◆ Exercise details
Take the line that contains "What text is on this page?" and all lines after it, up to and including the last line of the data, and write them out exactly; nothing else belongs in the answer.

══ Dataset records

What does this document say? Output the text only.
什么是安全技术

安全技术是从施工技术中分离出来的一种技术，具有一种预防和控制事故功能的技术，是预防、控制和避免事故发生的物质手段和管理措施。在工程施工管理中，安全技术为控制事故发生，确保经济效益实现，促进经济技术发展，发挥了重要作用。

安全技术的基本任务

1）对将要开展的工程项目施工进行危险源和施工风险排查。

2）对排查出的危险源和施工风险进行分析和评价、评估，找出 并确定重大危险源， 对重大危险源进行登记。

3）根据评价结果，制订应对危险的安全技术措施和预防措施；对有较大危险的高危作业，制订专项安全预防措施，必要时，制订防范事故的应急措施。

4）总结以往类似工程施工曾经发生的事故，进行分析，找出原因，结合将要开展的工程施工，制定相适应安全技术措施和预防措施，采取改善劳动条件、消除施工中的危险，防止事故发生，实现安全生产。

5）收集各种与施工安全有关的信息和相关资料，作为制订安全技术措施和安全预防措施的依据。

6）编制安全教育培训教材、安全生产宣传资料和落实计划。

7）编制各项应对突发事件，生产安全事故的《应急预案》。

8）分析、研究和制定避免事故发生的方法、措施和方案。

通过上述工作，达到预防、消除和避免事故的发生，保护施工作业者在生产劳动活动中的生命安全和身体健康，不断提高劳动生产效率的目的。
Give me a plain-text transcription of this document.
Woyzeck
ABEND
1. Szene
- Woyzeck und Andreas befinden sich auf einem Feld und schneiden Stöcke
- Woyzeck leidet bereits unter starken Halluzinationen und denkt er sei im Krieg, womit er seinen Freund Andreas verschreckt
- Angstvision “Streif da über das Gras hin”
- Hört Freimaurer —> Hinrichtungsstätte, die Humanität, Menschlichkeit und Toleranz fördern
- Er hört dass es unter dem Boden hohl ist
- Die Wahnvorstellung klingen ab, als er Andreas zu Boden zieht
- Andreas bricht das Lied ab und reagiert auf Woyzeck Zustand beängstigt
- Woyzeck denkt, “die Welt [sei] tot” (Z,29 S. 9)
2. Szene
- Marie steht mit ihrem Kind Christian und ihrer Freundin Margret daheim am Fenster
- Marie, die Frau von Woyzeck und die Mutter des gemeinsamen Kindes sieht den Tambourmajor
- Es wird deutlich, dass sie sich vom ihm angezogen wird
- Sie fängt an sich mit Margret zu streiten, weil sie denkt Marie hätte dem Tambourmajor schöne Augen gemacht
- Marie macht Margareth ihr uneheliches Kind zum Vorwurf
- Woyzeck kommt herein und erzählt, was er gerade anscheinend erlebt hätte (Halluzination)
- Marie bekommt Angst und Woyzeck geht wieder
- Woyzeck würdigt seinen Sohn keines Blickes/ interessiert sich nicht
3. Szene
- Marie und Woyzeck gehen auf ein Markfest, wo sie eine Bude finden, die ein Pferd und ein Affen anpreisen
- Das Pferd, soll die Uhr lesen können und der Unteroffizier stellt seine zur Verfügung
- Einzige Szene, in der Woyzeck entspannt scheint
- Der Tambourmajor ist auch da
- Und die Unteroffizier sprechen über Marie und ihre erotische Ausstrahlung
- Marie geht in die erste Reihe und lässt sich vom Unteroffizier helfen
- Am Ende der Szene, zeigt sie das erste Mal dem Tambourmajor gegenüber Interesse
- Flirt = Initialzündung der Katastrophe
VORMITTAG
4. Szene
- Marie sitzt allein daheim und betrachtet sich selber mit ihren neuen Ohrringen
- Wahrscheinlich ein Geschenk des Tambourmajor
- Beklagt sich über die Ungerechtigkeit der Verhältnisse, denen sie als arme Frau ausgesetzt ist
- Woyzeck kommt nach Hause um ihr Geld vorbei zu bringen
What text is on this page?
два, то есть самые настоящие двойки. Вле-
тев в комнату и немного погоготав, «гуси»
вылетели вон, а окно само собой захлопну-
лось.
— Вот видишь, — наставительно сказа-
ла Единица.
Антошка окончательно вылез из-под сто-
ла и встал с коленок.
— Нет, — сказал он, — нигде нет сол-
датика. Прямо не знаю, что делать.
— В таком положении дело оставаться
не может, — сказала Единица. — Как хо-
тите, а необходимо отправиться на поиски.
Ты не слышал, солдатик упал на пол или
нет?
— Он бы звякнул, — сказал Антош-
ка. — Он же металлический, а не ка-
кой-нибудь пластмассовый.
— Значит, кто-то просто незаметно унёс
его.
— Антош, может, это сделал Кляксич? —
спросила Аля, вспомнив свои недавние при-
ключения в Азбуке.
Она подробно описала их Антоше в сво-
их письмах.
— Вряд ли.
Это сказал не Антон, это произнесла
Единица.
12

════

◆ Task response
What text is on this page?
два, то есть самые настоящие двойки. Вле-
тев в комнату и немного погоготав, «гуси»
вылетели вон, а окно само собой захлопну-
лось.
— Вот видишь, — наставительно сказа-
ла Единица.
Антошка окончательно вылез из-под сто-
ла и встал с коленок.
— Нет, — сказал он, — нигде нет сол-
датика. Прямо не знаю, что делать.
— В таком положении дело оставаться
не может, — сказала Единица. — Как хо-
тите, а необходимо отправиться на поиски.
Ты не слышал, солдатик упал на пол или
нет?
— Он бы звякнул, — сказал Антош-
ка. — Он же металлический, а не ка-
кой-нибудь пластмассовый.
— Значит, кто-то просто незаметно унёс
его.
— Антош, может, это сделал Кляксич? —
спросила Аля, вспомнив свои недавние при-
ключения в Азбуке.
Она подробно описала их Антоше в сво-
их письмах.
— Вряд ли.
Это сказал не Антон, это произнесла
Единица.
12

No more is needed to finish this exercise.